Directions
Collect the lines of the entries where "treatments" shows up.

Collected data entries
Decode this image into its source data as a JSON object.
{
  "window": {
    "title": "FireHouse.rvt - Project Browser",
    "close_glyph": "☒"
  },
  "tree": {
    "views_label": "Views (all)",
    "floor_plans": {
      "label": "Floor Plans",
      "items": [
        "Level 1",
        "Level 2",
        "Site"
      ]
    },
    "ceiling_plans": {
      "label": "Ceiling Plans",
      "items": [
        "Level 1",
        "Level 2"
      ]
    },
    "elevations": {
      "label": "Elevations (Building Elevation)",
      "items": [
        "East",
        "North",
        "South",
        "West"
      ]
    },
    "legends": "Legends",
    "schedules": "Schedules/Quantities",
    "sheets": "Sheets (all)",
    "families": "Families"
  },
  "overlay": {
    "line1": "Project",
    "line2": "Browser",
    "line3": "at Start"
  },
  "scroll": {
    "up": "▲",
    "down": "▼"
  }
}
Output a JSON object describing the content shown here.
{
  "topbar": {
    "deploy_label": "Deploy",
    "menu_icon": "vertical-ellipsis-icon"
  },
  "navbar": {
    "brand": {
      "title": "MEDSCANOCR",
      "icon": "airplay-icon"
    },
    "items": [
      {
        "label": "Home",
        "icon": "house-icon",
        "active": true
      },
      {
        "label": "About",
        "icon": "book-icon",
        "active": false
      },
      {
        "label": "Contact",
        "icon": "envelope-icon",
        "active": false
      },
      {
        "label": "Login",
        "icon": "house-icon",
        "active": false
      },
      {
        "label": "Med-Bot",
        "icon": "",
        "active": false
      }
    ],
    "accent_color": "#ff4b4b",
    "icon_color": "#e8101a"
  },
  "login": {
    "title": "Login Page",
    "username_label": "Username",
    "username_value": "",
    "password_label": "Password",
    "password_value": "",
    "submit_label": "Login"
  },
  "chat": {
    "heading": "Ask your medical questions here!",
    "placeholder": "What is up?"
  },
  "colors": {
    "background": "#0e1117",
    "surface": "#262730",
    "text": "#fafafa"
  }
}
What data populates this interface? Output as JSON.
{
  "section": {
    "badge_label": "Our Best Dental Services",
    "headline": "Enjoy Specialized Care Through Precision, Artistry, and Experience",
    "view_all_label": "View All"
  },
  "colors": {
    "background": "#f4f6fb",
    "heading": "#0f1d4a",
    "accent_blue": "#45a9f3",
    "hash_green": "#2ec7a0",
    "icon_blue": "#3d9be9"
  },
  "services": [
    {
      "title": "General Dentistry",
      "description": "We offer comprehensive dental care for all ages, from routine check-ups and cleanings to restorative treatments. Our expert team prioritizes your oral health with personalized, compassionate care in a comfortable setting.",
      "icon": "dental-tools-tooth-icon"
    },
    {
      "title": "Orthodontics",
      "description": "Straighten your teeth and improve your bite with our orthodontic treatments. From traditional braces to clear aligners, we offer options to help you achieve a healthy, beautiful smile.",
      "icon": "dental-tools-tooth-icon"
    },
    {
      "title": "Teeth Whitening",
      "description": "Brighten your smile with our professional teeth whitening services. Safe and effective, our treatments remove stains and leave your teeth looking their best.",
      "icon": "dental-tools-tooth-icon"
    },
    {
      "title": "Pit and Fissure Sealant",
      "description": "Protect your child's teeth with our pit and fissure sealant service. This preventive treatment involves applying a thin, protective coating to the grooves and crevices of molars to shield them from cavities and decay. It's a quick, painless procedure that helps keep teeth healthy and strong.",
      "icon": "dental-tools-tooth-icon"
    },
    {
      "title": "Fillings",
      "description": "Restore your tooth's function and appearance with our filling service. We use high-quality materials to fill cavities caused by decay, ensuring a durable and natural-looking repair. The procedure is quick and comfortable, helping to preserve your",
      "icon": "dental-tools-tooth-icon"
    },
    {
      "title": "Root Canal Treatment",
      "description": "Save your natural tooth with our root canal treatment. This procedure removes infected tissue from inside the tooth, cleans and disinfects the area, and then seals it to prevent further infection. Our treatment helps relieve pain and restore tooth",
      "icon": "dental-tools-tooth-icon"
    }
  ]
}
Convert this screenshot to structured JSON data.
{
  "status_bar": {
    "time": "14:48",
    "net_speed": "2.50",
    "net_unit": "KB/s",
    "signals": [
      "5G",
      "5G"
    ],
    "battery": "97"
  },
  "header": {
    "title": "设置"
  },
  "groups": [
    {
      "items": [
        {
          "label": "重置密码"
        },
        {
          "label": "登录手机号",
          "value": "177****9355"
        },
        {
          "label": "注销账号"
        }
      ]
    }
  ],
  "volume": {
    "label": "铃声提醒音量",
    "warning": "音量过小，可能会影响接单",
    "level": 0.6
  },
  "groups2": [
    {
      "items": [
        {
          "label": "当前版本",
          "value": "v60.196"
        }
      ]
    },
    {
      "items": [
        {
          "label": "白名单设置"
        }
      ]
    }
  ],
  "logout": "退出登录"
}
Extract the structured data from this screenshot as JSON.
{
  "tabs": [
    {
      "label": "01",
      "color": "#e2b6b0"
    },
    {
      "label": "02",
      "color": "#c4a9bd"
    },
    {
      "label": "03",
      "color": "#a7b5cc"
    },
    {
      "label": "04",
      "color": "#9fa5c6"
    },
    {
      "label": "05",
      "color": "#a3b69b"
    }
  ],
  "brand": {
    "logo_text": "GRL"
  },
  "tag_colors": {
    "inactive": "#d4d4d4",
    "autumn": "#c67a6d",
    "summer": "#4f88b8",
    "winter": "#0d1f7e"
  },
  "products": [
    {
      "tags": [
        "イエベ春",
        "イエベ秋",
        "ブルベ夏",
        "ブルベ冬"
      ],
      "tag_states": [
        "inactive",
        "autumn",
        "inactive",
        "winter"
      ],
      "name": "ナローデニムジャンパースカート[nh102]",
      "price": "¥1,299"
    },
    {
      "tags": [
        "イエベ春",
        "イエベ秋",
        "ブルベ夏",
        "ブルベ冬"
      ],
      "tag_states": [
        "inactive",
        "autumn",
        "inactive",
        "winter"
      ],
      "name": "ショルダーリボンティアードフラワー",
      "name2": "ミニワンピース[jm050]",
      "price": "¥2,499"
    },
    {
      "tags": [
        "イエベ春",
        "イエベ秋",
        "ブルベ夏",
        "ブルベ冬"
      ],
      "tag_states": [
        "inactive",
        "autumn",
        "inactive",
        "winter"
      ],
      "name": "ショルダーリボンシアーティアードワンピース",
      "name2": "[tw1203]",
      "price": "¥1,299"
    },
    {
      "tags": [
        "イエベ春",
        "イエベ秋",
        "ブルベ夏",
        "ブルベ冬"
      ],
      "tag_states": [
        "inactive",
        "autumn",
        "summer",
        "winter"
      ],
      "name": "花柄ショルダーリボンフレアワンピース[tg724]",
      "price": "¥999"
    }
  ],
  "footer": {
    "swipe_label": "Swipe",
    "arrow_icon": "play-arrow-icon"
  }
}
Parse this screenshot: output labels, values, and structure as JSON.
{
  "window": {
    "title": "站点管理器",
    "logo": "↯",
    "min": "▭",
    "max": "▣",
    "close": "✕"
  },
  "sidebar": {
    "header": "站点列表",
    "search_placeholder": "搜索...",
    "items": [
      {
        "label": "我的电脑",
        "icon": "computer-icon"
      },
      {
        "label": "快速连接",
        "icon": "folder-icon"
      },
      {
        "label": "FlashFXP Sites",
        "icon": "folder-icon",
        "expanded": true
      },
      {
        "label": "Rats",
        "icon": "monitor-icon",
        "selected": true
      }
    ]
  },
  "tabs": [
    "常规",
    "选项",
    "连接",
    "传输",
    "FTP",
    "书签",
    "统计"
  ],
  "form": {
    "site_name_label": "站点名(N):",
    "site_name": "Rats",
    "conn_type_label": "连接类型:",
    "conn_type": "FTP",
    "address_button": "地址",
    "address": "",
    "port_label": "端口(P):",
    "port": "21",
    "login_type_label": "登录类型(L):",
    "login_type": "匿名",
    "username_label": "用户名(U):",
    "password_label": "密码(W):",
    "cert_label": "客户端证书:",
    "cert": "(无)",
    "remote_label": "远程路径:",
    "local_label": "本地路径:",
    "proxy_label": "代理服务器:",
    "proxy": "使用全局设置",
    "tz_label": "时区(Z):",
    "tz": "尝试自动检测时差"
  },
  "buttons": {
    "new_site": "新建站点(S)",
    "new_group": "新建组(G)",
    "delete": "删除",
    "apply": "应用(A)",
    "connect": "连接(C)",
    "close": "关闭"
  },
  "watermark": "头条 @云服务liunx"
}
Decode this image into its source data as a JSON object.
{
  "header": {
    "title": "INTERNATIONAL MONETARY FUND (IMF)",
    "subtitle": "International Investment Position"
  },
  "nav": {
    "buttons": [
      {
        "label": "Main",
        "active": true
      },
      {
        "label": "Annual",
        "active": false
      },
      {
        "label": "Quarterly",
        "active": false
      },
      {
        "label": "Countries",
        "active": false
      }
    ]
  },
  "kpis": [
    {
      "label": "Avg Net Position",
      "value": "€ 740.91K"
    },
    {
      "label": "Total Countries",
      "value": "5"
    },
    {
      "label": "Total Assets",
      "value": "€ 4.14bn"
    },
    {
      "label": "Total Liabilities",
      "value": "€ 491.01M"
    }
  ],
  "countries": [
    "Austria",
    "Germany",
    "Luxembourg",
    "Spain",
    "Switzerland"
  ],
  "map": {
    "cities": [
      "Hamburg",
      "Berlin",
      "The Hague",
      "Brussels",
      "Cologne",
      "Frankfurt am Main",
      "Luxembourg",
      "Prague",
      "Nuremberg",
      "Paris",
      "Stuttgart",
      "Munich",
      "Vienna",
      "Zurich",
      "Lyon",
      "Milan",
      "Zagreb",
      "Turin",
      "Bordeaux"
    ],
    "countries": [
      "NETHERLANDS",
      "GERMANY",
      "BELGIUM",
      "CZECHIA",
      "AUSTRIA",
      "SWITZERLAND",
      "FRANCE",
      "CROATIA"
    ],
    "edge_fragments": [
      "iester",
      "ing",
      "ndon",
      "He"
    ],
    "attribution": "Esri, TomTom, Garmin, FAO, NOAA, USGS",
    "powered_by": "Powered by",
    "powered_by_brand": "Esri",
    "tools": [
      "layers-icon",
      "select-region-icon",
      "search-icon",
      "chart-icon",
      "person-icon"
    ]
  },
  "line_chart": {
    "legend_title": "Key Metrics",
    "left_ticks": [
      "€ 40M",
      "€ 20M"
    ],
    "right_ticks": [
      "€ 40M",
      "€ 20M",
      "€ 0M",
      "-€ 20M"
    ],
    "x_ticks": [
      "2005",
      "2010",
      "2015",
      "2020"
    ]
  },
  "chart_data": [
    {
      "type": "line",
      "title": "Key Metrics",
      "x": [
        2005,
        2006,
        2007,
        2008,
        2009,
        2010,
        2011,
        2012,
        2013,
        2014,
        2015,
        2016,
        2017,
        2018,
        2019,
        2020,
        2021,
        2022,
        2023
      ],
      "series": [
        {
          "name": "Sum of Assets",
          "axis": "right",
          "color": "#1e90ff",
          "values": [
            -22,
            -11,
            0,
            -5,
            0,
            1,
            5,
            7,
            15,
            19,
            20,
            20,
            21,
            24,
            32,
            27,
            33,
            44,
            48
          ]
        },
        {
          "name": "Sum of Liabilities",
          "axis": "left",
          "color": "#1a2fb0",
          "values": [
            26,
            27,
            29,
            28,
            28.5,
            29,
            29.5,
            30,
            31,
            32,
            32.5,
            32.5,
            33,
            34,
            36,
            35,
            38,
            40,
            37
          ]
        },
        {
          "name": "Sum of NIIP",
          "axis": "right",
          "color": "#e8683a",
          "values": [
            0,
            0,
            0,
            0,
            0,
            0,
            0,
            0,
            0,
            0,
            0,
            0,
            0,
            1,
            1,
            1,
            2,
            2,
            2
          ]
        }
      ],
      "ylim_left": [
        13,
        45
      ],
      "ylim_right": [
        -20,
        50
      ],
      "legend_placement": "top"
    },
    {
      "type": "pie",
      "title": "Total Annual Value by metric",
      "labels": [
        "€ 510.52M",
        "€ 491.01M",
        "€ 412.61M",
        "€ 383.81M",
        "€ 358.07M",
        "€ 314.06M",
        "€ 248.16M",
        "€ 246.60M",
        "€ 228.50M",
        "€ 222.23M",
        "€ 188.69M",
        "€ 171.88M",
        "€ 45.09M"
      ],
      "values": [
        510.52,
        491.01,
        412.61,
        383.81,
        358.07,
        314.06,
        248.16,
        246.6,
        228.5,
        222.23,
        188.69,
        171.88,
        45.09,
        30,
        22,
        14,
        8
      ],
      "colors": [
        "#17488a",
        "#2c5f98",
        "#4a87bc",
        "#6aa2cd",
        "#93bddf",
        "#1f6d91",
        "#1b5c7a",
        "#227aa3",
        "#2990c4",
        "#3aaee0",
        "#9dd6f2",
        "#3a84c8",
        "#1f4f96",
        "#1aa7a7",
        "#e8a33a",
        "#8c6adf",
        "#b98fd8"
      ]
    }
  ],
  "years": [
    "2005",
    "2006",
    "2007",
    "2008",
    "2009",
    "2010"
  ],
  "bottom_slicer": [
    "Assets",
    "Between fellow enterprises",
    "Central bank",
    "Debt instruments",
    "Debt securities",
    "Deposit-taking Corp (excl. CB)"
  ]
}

Solution for this exercise
      "description": "We offer comprehensive dental care for all ages, from routine check-ups and cleanings to restorative treatments. Our expert team prioritizes your oral health with personalized, compassionate care in a comfortable setting.",
      "description": "Straighten your teeth and improve your bite with our orthodontic treatments. From traditional braces to clear aligners, we offer options to help you achieve a healthy, beautiful smile.",
      "description": "Brighten your smile with our professional teeth whitening services. Safe and effective, our treatments remove stains and leave your teeth looking their best.",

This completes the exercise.